(Region boundary data)
-------

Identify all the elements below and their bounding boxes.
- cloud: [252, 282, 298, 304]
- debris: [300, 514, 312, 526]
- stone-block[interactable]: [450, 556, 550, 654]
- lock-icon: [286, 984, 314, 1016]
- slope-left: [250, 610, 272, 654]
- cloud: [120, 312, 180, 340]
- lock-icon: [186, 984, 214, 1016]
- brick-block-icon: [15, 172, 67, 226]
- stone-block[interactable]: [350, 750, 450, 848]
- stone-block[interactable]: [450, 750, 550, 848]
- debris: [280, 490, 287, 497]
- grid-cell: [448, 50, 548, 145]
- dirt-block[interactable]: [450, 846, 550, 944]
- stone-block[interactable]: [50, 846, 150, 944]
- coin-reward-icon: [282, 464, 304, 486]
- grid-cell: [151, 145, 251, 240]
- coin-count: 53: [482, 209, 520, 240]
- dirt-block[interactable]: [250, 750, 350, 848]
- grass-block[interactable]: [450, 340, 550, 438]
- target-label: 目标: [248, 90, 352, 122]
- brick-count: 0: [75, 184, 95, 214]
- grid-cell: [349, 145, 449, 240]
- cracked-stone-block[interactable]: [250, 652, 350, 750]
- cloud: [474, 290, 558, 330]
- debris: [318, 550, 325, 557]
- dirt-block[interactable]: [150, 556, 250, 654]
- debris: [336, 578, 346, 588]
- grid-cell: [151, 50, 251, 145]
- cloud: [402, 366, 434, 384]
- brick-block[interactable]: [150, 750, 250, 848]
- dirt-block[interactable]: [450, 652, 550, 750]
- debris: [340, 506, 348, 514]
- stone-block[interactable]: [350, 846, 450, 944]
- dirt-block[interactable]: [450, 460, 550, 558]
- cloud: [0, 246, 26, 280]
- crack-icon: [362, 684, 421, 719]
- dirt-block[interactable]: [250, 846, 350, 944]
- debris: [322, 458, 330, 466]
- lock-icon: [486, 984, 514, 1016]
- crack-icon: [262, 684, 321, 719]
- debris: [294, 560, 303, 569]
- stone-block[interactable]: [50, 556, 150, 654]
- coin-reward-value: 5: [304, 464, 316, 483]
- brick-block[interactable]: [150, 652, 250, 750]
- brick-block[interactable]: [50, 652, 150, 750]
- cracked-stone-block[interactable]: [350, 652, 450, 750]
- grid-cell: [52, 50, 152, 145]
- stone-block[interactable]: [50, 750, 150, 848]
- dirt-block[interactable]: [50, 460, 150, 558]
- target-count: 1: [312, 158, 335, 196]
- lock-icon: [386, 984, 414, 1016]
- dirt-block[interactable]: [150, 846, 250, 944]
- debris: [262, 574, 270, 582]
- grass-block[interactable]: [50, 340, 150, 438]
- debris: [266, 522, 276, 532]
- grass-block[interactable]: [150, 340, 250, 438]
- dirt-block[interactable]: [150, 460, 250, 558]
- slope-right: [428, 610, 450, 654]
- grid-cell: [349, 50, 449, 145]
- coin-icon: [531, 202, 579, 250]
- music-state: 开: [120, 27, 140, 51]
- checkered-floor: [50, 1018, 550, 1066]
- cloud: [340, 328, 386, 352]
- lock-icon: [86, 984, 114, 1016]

-------

:: TASK BRIEF ::
Reproduce the listing above line for line, changing nothing.

:: RESULT BELOW ::
Identify all the elements below and their bounding boxes.
- cloud: [252, 282, 298, 304]
- debris: [300, 514, 312, 526]
- stone-block[interactable]: [450, 556, 550, 654]
- lock-icon: [286, 984, 314, 1016]
- slope-left: [250, 610, 272, 654]
- cloud: [120, 312, 180, 340]
- lock-icon: [186, 984, 214, 1016]
- brick-block-icon: [15, 172, 67, 226]
- stone-block[interactable]: [350, 750, 450, 848]
- stone-block[interactable]: [450, 750, 550, 848]
- debris: [280, 490, 287, 497]
- grid-cell: [448, 50, 548, 145]
- dirt-block[interactable]: [450, 846, 550, 944]
- stone-block[interactable]: [50, 846, 150, 944]
- coin-reward-icon: [282, 464, 304, 486]
- grid-cell: [151, 145, 251, 240]
- coin-count: 53: [482, 209, 520, 240]
- dirt-block[interactable]: [250, 750, 350, 848]
- grass-block[interactable]: [450, 340, 550, 438]
- target-label: 目标: [248, 90, 352, 122]
- brick-count: 0: [75, 184, 95, 214]
- grid-cell: [349, 145, 449, 240]
- cracked-stone-block[interactable]: [250, 652, 350, 750]
- cloud: [474, 290, 558, 330]
- debris: [318, 550, 325, 557]
- dirt-block[interactable]: [150, 556, 250, 654]
- debris: [336, 578, 346, 588]
- grid-cell: [151, 50, 251, 145]
- cloud: [402, 366, 434, 384]
- brick-block[interactable]: [150, 750, 250, 848]
- dirt-block[interactable]: [450, 652, 550, 750]
- debris: [340, 506, 348, 514]
- stone-block[interactable]: [350, 846, 450, 944]
- dirt-block[interactable]: [450, 460, 550, 558]
- cloud: [0, 246, 26, 280]
- crack-icon: [362, 684, 421, 719]
- dirt-block[interactable]: [250, 846, 350, 944]
- debris: [322, 458, 330, 466]
- lock-icon: [486, 984, 514, 1016]
- crack-icon: [262, 684, 321, 719]
- debris: [294, 560, 303, 569]
- stone-block[interactable]: [50, 556, 150, 654]
- coin-reward-value: 5: [304, 464, 316, 483]
- brick-block[interactable]: [150, 652, 250, 750]
- brick-block[interactable]: [50, 652, 150, 750]
- cracked-stone-block[interactable]: [350, 652, 450, 750]
- grid-cell: [52, 50, 152, 145]
- stone-block[interactable]: [50, 750, 150, 848]
- dirt-block[interactable]: [50, 460, 150, 558]
- target-count: 1: [312, 158, 335, 196]
- lock-icon: [386, 984, 414, 1016]
- dirt-block[interactable]: [150, 846, 250, 944]
- debris: [262, 574, 270, 582]
- grass-block[interactable]: [50, 340, 150, 438]
- debris: [266, 522, 276, 532]
- grass-block[interactable]: [150, 340, 250, 438]
- dirt-block[interactable]: [150, 460, 250, 558]
- slope-right: [428, 610, 450, 654]
- grid-cell: [349, 50, 449, 145]
- coin-icon: [531, 202, 579, 250]
- music-state: 开: [120, 27, 140, 51]
- checkered-floor: [50, 1018, 550, 1066]
- cloud: [340, 328, 386, 352]
- lock-icon: [86, 984, 114, 1016]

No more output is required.